The problem: From the listing below, pull out the lines that hold "trajectory".

Excerpts from a figure dataset:
=-=-=-=-=

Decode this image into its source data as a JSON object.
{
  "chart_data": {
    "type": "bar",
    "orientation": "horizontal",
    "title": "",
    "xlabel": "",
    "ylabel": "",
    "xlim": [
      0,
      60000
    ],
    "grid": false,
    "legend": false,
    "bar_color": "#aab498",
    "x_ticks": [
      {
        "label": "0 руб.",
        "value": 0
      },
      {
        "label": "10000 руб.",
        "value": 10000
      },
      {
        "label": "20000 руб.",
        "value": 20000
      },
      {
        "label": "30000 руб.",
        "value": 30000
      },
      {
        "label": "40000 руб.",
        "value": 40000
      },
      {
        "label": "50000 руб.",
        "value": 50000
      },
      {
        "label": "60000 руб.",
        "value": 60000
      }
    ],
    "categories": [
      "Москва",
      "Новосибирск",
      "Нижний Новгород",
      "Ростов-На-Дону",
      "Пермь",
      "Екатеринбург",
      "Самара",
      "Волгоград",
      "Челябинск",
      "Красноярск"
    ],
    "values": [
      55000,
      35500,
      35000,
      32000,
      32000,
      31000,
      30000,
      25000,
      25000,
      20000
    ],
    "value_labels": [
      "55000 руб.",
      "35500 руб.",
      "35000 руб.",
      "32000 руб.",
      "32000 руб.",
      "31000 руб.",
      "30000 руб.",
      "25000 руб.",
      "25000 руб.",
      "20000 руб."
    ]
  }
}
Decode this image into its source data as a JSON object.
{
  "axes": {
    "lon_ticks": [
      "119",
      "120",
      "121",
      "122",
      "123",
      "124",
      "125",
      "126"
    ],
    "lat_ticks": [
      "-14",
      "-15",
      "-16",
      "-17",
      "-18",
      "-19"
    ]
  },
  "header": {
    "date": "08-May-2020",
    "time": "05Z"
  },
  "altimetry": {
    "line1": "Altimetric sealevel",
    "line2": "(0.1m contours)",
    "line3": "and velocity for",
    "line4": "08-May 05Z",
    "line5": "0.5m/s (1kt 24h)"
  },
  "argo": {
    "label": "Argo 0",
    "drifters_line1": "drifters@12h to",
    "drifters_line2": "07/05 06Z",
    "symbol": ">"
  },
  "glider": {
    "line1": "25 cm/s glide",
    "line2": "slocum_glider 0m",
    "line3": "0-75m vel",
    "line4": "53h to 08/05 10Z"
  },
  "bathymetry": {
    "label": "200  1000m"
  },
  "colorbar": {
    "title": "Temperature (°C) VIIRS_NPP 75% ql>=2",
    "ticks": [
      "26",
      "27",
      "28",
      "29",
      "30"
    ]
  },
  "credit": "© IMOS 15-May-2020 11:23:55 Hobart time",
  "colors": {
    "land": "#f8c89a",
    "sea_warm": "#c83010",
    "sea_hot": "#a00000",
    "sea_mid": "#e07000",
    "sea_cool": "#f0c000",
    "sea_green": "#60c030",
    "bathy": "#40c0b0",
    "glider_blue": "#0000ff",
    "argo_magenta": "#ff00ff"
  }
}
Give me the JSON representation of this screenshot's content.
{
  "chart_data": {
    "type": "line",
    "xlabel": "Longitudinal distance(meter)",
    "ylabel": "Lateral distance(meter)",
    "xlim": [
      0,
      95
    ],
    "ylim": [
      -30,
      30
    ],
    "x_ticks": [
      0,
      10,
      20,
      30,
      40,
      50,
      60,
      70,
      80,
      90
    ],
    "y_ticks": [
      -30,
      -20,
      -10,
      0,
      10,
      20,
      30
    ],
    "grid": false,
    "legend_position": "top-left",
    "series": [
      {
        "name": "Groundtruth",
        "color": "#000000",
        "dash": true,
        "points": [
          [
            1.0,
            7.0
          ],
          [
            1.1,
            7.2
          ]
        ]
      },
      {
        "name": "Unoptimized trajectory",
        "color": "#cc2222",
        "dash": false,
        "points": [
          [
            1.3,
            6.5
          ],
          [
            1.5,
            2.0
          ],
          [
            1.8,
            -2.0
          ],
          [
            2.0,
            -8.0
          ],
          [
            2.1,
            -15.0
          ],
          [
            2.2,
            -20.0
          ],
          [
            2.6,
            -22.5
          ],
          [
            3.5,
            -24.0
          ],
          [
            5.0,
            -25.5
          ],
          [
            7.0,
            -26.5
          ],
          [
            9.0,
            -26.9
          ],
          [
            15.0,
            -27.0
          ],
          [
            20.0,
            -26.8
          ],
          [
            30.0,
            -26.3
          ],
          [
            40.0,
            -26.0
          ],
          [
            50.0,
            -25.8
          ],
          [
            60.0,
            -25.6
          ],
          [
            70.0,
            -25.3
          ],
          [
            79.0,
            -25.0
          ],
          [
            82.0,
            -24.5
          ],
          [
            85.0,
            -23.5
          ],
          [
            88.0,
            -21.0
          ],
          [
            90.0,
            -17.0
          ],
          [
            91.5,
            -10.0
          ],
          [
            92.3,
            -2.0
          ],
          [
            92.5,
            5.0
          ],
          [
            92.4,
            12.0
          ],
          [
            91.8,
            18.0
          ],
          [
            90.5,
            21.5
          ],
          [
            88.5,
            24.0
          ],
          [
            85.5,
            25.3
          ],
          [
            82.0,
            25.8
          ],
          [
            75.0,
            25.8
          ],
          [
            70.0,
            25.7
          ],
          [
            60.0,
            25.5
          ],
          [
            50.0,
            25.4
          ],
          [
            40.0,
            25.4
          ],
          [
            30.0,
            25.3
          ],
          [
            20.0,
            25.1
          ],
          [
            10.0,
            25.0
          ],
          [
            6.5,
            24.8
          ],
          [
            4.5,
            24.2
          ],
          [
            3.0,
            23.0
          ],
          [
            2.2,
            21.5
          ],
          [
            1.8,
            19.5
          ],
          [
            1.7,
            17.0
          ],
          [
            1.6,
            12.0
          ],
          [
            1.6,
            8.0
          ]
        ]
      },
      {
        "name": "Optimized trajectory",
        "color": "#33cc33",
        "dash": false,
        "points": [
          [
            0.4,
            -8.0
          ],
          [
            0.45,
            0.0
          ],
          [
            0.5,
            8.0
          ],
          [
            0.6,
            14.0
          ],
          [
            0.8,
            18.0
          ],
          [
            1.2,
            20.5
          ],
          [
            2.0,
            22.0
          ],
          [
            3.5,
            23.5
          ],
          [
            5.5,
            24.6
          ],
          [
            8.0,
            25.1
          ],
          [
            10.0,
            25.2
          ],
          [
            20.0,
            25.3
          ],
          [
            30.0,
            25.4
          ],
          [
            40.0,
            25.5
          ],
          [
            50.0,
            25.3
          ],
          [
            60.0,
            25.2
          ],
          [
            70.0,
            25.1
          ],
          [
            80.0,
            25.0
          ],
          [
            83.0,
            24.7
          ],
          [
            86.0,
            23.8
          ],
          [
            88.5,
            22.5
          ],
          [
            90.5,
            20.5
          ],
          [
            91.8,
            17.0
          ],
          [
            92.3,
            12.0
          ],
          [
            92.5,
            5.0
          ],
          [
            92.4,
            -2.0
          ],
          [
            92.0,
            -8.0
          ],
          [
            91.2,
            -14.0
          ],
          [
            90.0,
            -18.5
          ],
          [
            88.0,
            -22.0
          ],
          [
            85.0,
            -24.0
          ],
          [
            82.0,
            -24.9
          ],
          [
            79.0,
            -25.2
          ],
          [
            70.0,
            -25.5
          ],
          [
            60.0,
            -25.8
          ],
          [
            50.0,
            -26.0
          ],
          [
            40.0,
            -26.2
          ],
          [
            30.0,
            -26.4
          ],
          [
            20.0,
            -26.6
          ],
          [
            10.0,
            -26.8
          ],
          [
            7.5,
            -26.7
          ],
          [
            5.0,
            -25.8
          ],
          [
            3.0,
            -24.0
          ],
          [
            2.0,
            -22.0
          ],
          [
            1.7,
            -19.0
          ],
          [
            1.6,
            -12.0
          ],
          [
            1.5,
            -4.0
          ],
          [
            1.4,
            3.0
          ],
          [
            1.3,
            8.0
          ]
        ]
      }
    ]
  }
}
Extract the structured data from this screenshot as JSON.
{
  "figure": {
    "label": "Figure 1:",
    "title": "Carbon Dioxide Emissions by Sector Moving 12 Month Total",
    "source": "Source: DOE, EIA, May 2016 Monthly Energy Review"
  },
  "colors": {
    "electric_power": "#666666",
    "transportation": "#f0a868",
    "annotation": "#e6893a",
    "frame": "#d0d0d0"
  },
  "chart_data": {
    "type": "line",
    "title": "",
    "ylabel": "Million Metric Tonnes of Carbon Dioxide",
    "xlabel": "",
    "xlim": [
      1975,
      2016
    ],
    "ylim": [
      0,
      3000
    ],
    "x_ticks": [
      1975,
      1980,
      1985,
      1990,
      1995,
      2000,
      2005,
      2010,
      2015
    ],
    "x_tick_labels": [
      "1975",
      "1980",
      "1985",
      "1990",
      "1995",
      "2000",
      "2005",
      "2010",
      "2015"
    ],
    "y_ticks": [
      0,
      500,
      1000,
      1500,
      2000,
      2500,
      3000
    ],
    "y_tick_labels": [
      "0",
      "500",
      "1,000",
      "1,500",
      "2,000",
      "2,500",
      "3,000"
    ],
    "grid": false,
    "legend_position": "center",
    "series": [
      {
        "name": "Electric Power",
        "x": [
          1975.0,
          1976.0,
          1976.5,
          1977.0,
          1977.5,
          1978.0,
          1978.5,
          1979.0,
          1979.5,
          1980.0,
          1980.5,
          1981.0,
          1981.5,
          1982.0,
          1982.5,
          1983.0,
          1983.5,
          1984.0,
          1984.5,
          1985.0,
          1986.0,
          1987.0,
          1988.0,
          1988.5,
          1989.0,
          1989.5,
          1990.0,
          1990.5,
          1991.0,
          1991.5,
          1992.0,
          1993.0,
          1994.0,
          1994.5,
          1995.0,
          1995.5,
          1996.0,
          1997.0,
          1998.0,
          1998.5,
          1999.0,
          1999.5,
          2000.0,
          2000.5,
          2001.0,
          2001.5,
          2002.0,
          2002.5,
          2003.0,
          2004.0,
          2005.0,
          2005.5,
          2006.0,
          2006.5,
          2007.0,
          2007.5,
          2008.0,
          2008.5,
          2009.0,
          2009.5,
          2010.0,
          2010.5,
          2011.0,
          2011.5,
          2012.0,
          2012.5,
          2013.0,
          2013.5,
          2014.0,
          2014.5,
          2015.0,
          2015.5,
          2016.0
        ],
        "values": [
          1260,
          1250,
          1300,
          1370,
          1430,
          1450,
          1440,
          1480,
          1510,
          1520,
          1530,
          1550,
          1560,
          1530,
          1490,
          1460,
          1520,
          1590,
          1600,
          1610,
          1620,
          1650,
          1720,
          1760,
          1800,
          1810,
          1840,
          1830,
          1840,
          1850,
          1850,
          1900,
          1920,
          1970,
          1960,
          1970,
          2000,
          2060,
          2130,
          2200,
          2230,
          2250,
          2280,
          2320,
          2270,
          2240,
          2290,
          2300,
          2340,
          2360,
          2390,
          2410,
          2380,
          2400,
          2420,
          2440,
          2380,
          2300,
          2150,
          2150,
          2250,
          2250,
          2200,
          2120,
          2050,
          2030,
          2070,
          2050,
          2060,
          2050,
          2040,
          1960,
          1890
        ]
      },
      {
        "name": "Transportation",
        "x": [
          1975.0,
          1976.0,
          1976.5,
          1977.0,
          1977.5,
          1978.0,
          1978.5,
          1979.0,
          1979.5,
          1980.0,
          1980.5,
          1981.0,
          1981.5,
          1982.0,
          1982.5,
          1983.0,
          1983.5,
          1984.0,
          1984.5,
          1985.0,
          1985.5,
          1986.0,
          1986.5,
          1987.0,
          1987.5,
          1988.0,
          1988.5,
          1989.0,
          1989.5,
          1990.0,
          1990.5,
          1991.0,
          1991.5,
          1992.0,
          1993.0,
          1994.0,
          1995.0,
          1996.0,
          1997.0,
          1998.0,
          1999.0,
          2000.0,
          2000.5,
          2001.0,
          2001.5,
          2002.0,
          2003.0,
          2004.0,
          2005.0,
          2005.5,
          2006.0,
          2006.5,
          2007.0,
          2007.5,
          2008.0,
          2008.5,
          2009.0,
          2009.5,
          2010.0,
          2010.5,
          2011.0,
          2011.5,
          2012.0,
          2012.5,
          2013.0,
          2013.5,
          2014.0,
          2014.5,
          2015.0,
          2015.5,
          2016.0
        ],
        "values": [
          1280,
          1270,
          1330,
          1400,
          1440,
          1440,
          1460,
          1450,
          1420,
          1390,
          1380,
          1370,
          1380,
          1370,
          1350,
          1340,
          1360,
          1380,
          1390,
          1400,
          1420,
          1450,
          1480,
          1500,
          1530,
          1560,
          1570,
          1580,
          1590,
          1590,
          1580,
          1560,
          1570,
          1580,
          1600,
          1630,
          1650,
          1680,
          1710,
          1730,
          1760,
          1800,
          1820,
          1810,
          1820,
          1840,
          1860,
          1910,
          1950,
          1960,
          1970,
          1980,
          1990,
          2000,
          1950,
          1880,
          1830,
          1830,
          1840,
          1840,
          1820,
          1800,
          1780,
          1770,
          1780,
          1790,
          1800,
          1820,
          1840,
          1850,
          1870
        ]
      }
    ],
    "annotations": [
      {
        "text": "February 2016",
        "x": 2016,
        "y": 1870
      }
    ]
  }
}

=-=-=-=-=

Answer to this problem:
        "name": "Unoptimized trajectory",
        "name": "Optimized trajectory",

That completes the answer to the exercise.